## Set problem
Exclude the pictures; give every entry again exactly as written.

## Entries supplied
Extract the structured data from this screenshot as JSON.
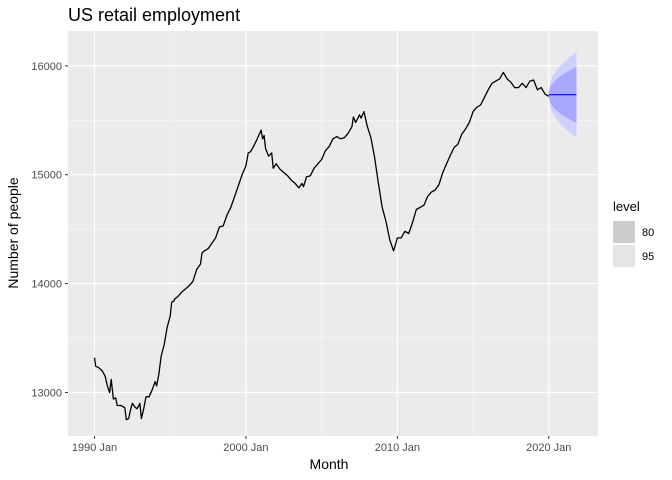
{
  "chart_data": {
    "type": "line",
    "title": "US retail employment",
    "xlabel": "Month",
    "ylabel": "Number of people",
    "x_ticks": [
      {
        "label": "1990 Jan",
        "value": 1990.0
      },
      {
        "label": "2000 Jan",
        "value": 2000.0
      },
      {
        "label": "2010 Jan",
        "value": 2010.0
      },
      {
        "label": "2020 Jan",
        "value": 2020.0
      }
    ],
    "y_ticks": [
      {
        "label": "13000",
        "value": 13000
      },
      {
        "label": "14000",
        "value": 14000
      },
      {
        "label": "15000",
        "value": 15000
      },
      {
        "label": "16000",
        "value": 16000
      }
    ],
    "xlim": [
      1988.25,
      2023.25
    ],
    "ylim": [
      12600,
      16320
    ],
    "grid": true,
    "series": [
      {
        "color": "#000000",
        "points": [
          [
            1990.0,
            13320
          ],
          [
            1990.08,
            13240
          ],
          [
            1990.25,
            13230
          ],
          [
            1990.5,
            13200
          ],
          [
            1990.7,
            13150
          ],
          [
            1990.85,
            13060
          ],
          [
            1991.0,
            13000
          ],
          [
            1991.1,
            13120
          ],
          [
            1991.25,
            12940
          ],
          [
            1991.4,
            12950
          ],
          [
            1991.5,
            12880
          ],
          [
            1991.75,
            12880
          ],
          [
            1992.0,
            12860
          ],
          [
            1992.1,
            12750
          ],
          [
            1992.25,
            12760
          ],
          [
            1992.4,
            12850
          ],
          [
            1992.5,
            12900
          ],
          [
            1992.65,
            12870
          ],
          [
            1992.8,
            12850
          ],
          [
            1992.9,
            12870
          ],
          [
            1993.0,
            12900
          ],
          [
            1993.1,
            12760
          ],
          [
            1993.25,
            12850
          ],
          [
            1993.4,
            12960
          ],
          [
            1993.6,
            12960
          ],
          [
            1993.8,
            13020
          ],
          [
            1994.0,
            13100
          ],
          [
            1994.1,
            13060
          ],
          [
            1994.25,
            13170
          ],
          [
            1994.4,
            13330
          ],
          [
            1994.6,
            13440
          ],
          [
            1994.8,
            13600
          ],
          [
            1995.0,
            13700
          ],
          [
            1995.1,
            13830
          ],
          [
            1995.25,
            13840
          ],
          [
            1995.3,
            13860
          ],
          [
            1995.5,
            13880
          ],
          [
            1995.75,
            13920
          ],
          [
            1996.0,
            13950
          ],
          [
            1996.25,
            13980
          ],
          [
            1996.5,
            14020
          ],
          [
            1996.75,
            14130
          ],
          [
            1997.0,
            14180
          ],
          [
            1997.1,
            14280
          ],
          [
            1997.25,
            14300
          ],
          [
            1997.5,
            14320
          ],
          [
            1997.75,
            14370
          ],
          [
            1998.0,
            14420
          ],
          [
            1998.25,
            14520
          ],
          [
            1998.5,
            14530
          ],
          [
            1998.75,
            14630
          ],
          [
            1999.0,
            14700
          ],
          [
            1999.25,
            14800
          ],
          [
            1999.5,
            14900
          ],
          [
            1999.75,
            15000
          ],
          [
            2000.0,
            15080
          ],
          [
            2000.15,
            15200
          ],
          [
            2000.3,
            15210
          ],
          [
            2000.5,
            15260
          ],
          [
            2000.75,
            15330
          ],
          [
            2001.0,
            15410
          ],
          [
            2001.1,
            15330
          ],
          [
            2001.2,
            15360
          ],
          [
            2001.3,
            15240
          ],
          [
            2001.5,
            15170
          ],
          [
            2001.7,
            15200
          ],
          [
            2001.8,
            15060
          ],
          [
            2002.0,
            15100
          ],
          [
            2002.25,
            15050
          ],
          [
            2002.5,
            15020
          ],
          [
            2002.75,
            14990
          ],
          [
            2003.0,
            14950
          ],
          [
            2003.25,
            14920
          ],
          [
            2003.5,
            14880
          ],
          [
            2003.7,
            14920
          ],
          [
            2003.8,
            14890
          ],
          [
            2004.0,
            14980
          ],
          [
            2004.25,
            14990
          ],
          [
            2004.5,
            15060
          ],
          [
            2004.75,
            15100
          ],
          [
            2005.0,
            15140
          ],
          [
            2005.25,
            15220
          ],
          [
            2005.5,
            15260
          ],
          [
            2005.75,
            15330
          ],
          [
            2006.0,
            15350
          ],
          [
            2006.25,
            15330
          ],
          [
            2006.5,
            15340
          ],
          [
            2006.75,
            15380
          ],
          [
            2007.0,
            15440
          ],
          [
            2007.1,
            15530
          ],
          [
            2007.25,
            15480
          ],
          [
            2007.5,
            15550
          ],
          [
            2007.6,
            15520
          ],
          [
            2007.8,
            15580
          ],
          [
            2008.0,
            15450
          ],
          [
            2008.25,
            15340
          ],
          [
            2008.5,
            15160
          ],
          [
            2008.75,
            14920
          ],
          [
            2009.0,
            14700
          ],
          [
            2009.25,
            14570
          ],
          [
            2009.5,
            14400
          ],
          [
            2009.75,
            14300
          ],
          [
            2010.0,
            14420
          ],
          [
            2010.25,
            14420
          ],
          [
            2010.5,
            14480
          ],
          [
            2010.75,
            14460
          ],
          [
            2011.0,
            14560
          ],
          [
            2011.25,
            14680
          ],
          [
            2011.5,
            14700
          ],
          [
            2011.75,
            14720
          ],
          [
            2012.0,
            14800
          ],
          [
            2012.25,
            14840
          ],
          [
            2012.5,
            14860
          ],
          [
            2012.75,
            14910
          ],
          [
            2013.0,
            15020
          ],
          [
            2013.25,
            15100
          ],
          [
            2013.5,
            15180
          ],
          [
            2013.75,
            15250
          ],
          [
            2014.0,
            15280
          ],
          [
            2014.25,
            15370
          ],
          [
            2014.5,
            15420
          ],
          [
            2014.75,
            15480
          ],
          [
            2015.0,
            15580
          ],
          [
            2015.25,
            15620
          ],
          [
            2015.5,
            15640
          ],
          [
            2015.75,
            15710
          ],
          [
            2016.0,
            15780
          ],
          [
            2016.25,
            15840
          ],
          [
            2016.5,
            15860
          ],
          [
            2016.75,
            15880
          ],
          [
            2017.0,
            15940
          ],
          [
            2017.25,
            15880
          ],
          [
            2017.5,
            15850
          ],
          [
            2017.75,
            15800
          ],
          [
            2018.0,
            15800
          ],
          [
            2018.25,
            15840
          ],
          [
            2018.5,
            15800
          ],
          [
            2018.75,
            15860
          ],
          [
            2019.0,
            15870
          ],
          [
            2019.25,
            15780
          ],
          [
            2019.5,
            15800
          ],
          [
            2019.75,
            15740
          ],
          [
            2020.0,
            15720
          ]
        ]
      }
    ],
    "forecast": {
      "color": "#0000ff",
      "x_start": 2020.0,
      "x_end": 2021.83,
      "mean": 15735,
      "interval_80": [
        [
          2020.0,
          15720,
          15750
        ],
        [
          2021.83,
          15475,
          15990
        ]
      ],
      "interval_95": [
        [
          2020.0,
          15705,
          15765
        ],
        [
          2021.83,
          15340,
          16130
        ]
      ]
    },
    "legend": {
      "position": "right",
      "title": "level",
      "entries": [
        {
          "label": "80",
          "color": "#cccccc"
        },
        {
          "label": "95",
          "color": "#e5e5e5"
        }
      ]
    }
  }
}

## Response to the task
Extract the structured data from this screenshot as JSON.
{
  "chart_data": {
    "type": "line",
    "title": "US retail employment",
    "xlabel": "Month",
    "ylabel": "Number of people",
    "x_ticks": [
      {
        "label": "1990 Jan",
        "value": 1990.0
      },
      {
        "label": "2000 Jan",
        "value": 2000.0
      },
      {
        "label": "2010 Jan",
        "value": 2010.0
      },
      {
        "label": "2020 Jan",
        "value": 2020.0
      }
    ],
    "y_ticks": [
      {
        "label": "13000",
        "value": 13000
      },
      {
        "label": "14000",
        "value": 14000
      },
      {
        "label": "15000",
        "value": 15000
      },
      {
        "label": "16000",
        "value": 16000
      }
    ],
    "xlim": [
      1988.25,
      2023.25
    ],
    "ylim": [
      12600,
      16320
    ],
    "grid": true,
    "series": [
      {
        "color": "#000000",
        "points": [
          [
            1990.0,
            13320
          ],
          [
            1990.08,
            13240
          ],
          [
            1990.25,
            13230
          ],
          [
            1990.5,
            13200
          ],
          [
            1990.7,
            13150
          ],
          [
            1990.85,
            13060
          ],
          [
            1991.0,
            13000
          ],
          [
            1991.1,
            13120
          ],
          [
            1991.25,
            12940
          ],
          [
            1991.4,
            12950
          ],
          [
            1991.5,
            12880
          ],
          [
            1991.75,
            12880
          ],
          [
            1992.0,
            12860
          ],
          [
            1992.1,
            12750
          ],
          [
            1992.25,
            12760
          ],
          [
            1992.4,
            12850
          ],
          [
            1992.5,
            12900
          ],
          [
            1992.65,
            12870
          ],
          [
            1992.8,
            12850
          ],
          [
            1992.9,
            12870
          ],
          [
            1993.0,
            12900
          ],
          [
            1993.1,
            12760
          ],
          [
            1993.25,
            12850
          ],
          [
            1993.4,
            12960
          ],
          [
            1993.6,
            12960
          ],
          [
            1993.8,
            13020
          ],
          [
            1994.0,
            13100
          ],
          [
            1994.1,
            13060
          ],
          [
            1994.25,
            13170
          ],
          [
            1994.4,
            13330
          ],
          [
            1994.6,
            13440
          ],
          [
            1994.8,
            13600
          ],
          [
            1995.0,
            13700
          ],
          [
            1995.1,
            13830
          ],
          [
            1995.25,
            13840
          ],
          [
            1995.3,
            13860
          ],
          [
            1995.5,
            13880
          ],
          [
            1995.75,
            13920
          ],
          [
            1996.0,
            13950
          ],
          [
            1996.25,
            13980
          ],
          [
            1996.5,
            14020
          ],
          [
            1996.75,
            14130
          ],
          [
            1997.0,
            14180
          ],
          [
            1997.1,
            14280
          ],
          [
            1997.25,
            14300
          ],
          [
            1997.5,
            14320
          ],
          [
            1997.75,
            14370
          ],
          [
            1998.0,
            14420
          ],
          [
            1998.25,
            14520
          ],
          [
            1998.5,
            14530
          ],
          [
            1998.75,
            14630
          ],
          [
            1999.0,
            14700
          ],
          [
            1999.25,
            14800
          ],
          [
            1999.5,
            14900
          ],
          [
            1999.75,
            15000
          ],
          [
            2000.0,
            15080
          ],
          [
            2000.15,
            15200
          ],
          [
            2000.3,
            15210
          ],
          [
            2000.5,
            15260
          ],
          [
            2000.75,
            15330
          ],
          [
            2001.0,
            15410
          ],
          [
            2001.1,
            15330
          ],
          [
            2001.2,
            15360
          ],
          [
            2001.3,
            15240
          ],
          [
            2001.5,
            15170
          ],
          [
            2001.7,
            15200
          ],
          [
            2001.8,
            15060
          ],
          [
            2002.0,
            15100
          ],
          [
            2002.25,
            15050
          ],
          [
            2002.5,
            15020
          ],
          [
            2002.75,
            14990
          ],
          [
            2003.0,
            14950
          ],
          [
            2003.25,
            14920
          ],
          [
            2003.5,
            14880
          ],
          [
            2003.7,
            14920
          ],
          [
            2003.8,
            14890
          ],
          [
            2004.0,
            14980
          ],
          [
            2004.25,
            14990
          ],
          [
            2004.5,
            15060
          ],
          [
            2004.75,
            15100
          ],
          [
            2005.0,
            15140
          ],
          [
            2005.25,
            15220
          ],
          [
            2005.5,
            15260
          ],
          [
            2005.75,
            15330
          ],
          [
            2006.0,
            15350
          ],
          [
            2006.25,
            15330
          ],
          [
            2006.5,
            15340
          ],
          [
            2006.75,
            15380
          ],
          [
            2007.0,
            15440
          ],
          [
            2007.1,
            15530
          ],
          [
            2007.25,
            15480
          ],
          [
            2007.5,
            15550
          ],
          [
            2007.6,
            15520
          ],
          [
            2007.8,
            15580
          ],
          [
            2008.0,
            15450
          ],
          [
            2008.25,
            15340
          ],
          [
            2008.5,
            15160
          ],
          [
            2008.75,
            14920
          ],
          [
            2009.0,
            14700
          ],
          [
            2009.25,
            14570
          ],
          [
            2009.5,
            14400
          ],
          [
            2009.75,
            14300
          ],
          [
            2010.0,
            14420
          ],
          [
            2010.25,
            14420
          ],
          [
            2010.5,
            14480
          ],
          [
            2010.75,
            14460
          ],
          [
            2011.0,
            14560
          ],
          [
            2011.25,
            14680
          ],
          [
            2011.5,
            14700
          ],
          [
            2011.75,
            14720
          ],
          [
            2012.0,
            14800
          ],
          [
            2012.25,
            14840
          ],
          [
            2012.5,
            14860
          ],
          [
            2012.75,
            14910
          ],
          [
            2013.0,
            15020
          ],
          [
            2013.25,
            15100
          ],
          [
            2013.5,
            15180
          ],
          [
            2013.75,
            15250
          ],
          [
            2014.0,
            15280
          ],
          [
            2014.25,
            15370
          ],
          [
            2014.5,
            15420
          ],
          [
            2014.75,
            15480
          ],
          [
            2015.0,
            15580
          ],
          [
            2015.25,
            15620
          ],
          [
            2015.5,
            15640
          ],
          [
            2015.75,
            15710
          ],
          [
            2016.0,
            15780
          ],
          [
            2016.25,
            15840
          ],
          [
            2016.5,
            15860
          ],
          [
            2016.75,
            15880
          ],
          [
            2017.0,
            15940
          ],
          [
            2017.25,
            15880
          ],
          [
            2017.5,
            15850
          ],
          [
            2017.75,
            15800
          ],
          [
            2018.0,
            15800
          ],
          [
            2018.25,
            15840
          ],
          [
            2018.5,
            15800
          ],
          [
            2018.75,
            15860
          ],
          [
            2019.0,
            15870
          ],
          [
            2019.25,
            15780
          ],
          [
            2019.5,
            15800
          ],
          [
            2019.75,
            15740
          ],
          [
            2020.0,
            15720
          ]
        ]
      }
    ],
    "forecast": {
      "color": "#0000ff",
      "x_start": 2020.0,
      "x_end": 2021.83,
      "mean": 15735,
      "interval_80": [
        [
          2020.0,
          15720,
          15750
        ],
        [
          2021.83,
          15475,
          15990
        ]
      ],
      "interval_95": [
        [
          2020.0,
          15705,
          15765
        ],
        [
          2021.83,
          15340,
          16130
        ]
      ]
    },
    "legend": {
      "position": "right",
      "title": "level",
      "entries": [
        {
          "label": "80",
          "color": "#cccccc"
        },
        {
          "label": "95",
          "color": "#e5e5e5"
        }
      ]
    }
  }
}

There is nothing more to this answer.